Exercise directions
Scan the records for the word "kalimtar". Copy each line that includes it.

Information supplied
Start
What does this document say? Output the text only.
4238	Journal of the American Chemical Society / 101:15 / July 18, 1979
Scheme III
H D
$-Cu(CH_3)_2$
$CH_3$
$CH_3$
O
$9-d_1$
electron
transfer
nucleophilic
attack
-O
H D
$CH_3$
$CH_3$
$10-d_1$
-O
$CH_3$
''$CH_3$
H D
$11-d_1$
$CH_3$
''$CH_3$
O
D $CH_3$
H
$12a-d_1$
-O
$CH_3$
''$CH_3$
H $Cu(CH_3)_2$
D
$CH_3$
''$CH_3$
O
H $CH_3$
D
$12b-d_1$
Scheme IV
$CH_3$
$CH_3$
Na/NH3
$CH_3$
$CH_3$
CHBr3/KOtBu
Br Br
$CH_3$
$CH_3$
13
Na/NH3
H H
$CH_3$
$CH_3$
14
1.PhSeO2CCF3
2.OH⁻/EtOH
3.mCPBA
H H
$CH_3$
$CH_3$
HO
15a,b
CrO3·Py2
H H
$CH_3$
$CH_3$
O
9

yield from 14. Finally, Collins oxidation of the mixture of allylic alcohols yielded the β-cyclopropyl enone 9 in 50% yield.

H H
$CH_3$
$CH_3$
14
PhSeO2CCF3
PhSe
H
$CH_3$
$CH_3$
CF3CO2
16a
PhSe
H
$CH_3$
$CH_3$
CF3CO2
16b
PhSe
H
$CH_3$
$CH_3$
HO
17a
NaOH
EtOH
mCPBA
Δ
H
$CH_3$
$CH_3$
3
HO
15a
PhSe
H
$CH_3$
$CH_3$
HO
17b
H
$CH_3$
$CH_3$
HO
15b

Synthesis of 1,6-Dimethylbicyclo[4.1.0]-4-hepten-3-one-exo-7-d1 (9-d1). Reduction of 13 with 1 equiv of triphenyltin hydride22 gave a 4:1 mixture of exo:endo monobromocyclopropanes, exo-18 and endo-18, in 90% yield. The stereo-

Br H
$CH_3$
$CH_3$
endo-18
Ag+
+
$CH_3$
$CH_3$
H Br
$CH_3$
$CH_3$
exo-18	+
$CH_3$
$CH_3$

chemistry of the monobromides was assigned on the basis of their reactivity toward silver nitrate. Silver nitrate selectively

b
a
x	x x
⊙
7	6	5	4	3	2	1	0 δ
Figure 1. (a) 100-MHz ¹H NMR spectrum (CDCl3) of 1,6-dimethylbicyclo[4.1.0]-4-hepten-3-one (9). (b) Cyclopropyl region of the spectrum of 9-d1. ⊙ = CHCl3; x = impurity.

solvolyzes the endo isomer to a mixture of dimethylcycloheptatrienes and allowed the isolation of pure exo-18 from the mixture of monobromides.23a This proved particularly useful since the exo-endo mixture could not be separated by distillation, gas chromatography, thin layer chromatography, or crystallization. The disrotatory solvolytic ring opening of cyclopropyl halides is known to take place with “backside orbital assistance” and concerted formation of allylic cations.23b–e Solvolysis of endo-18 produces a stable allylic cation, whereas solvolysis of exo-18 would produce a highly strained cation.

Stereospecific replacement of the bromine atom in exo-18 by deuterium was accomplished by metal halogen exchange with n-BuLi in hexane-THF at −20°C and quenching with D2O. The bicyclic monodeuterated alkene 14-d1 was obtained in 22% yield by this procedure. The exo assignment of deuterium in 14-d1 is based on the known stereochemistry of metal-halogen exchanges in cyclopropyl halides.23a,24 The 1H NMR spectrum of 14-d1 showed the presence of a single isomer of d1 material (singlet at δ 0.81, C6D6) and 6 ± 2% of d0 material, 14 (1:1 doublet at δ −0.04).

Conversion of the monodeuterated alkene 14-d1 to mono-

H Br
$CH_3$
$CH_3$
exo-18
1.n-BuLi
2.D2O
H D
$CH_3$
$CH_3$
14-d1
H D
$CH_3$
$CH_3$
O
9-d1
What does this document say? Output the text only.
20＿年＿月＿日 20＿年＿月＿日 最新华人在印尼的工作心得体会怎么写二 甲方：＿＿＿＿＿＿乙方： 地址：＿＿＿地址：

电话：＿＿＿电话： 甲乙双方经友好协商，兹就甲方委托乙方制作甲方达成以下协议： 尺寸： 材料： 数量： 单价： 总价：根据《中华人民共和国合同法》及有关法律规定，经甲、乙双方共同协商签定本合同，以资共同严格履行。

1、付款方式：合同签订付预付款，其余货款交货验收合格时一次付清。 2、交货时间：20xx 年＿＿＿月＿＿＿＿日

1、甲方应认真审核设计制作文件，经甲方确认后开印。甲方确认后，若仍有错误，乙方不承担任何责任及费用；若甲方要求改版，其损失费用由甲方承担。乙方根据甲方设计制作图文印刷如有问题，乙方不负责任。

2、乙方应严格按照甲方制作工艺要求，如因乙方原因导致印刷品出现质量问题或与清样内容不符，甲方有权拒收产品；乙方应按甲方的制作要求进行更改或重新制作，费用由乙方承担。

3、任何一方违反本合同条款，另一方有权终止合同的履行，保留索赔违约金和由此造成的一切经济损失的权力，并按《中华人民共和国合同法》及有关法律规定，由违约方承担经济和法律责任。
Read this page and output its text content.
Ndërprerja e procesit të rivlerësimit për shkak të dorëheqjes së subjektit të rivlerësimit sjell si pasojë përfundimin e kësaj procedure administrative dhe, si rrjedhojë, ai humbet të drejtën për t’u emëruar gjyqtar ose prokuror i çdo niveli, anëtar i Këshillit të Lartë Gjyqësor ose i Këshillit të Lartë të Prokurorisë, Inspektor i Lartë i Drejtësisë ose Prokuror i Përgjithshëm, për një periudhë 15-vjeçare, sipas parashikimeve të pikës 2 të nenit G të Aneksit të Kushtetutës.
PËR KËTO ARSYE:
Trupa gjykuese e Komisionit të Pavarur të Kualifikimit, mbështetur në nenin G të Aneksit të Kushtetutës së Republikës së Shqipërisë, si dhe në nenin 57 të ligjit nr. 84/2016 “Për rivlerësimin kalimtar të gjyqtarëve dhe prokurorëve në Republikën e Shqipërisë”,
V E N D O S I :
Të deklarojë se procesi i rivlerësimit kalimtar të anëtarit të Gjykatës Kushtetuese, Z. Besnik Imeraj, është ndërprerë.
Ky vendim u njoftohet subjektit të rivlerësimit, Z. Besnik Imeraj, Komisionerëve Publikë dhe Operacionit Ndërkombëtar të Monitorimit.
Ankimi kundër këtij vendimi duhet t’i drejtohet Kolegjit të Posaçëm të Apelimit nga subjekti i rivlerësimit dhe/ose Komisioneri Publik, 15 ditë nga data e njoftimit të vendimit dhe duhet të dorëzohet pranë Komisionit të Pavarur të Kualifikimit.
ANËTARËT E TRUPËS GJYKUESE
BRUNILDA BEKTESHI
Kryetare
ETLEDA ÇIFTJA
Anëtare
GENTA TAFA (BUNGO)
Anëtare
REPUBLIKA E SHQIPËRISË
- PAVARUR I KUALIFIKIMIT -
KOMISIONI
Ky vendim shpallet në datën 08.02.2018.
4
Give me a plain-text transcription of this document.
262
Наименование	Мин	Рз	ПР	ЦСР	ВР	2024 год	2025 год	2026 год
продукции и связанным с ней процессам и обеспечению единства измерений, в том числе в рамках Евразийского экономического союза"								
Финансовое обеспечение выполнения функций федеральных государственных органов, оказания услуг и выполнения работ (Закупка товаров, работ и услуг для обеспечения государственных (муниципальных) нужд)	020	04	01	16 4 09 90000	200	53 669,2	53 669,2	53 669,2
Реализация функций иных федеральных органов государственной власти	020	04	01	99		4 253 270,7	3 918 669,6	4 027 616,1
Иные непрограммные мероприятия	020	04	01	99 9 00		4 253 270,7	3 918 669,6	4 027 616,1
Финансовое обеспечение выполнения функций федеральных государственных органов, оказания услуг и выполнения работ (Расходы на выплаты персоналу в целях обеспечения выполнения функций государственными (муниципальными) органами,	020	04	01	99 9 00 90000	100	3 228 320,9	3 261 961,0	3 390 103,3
End
Answer in full
Trupa gjykuese e Komisionit të Pavarur të Kualifikimit, mbështetur në nenin G të Aneksit të Kushtetutës së Republikës së Shqipërisë, si dhe në nenin 57 të ligjit nr. 84/2016 “Për rivlerësimin kalimtar të gjyqtarëve dhe prokurorëve në Republikën e Shqipërisë”,
Të deklarojë se procesi i rivlerësimit kalimtar të anëtarit të Gjykatës Kushtetuese, Z. Besnik Imeraj, është ndërprerë.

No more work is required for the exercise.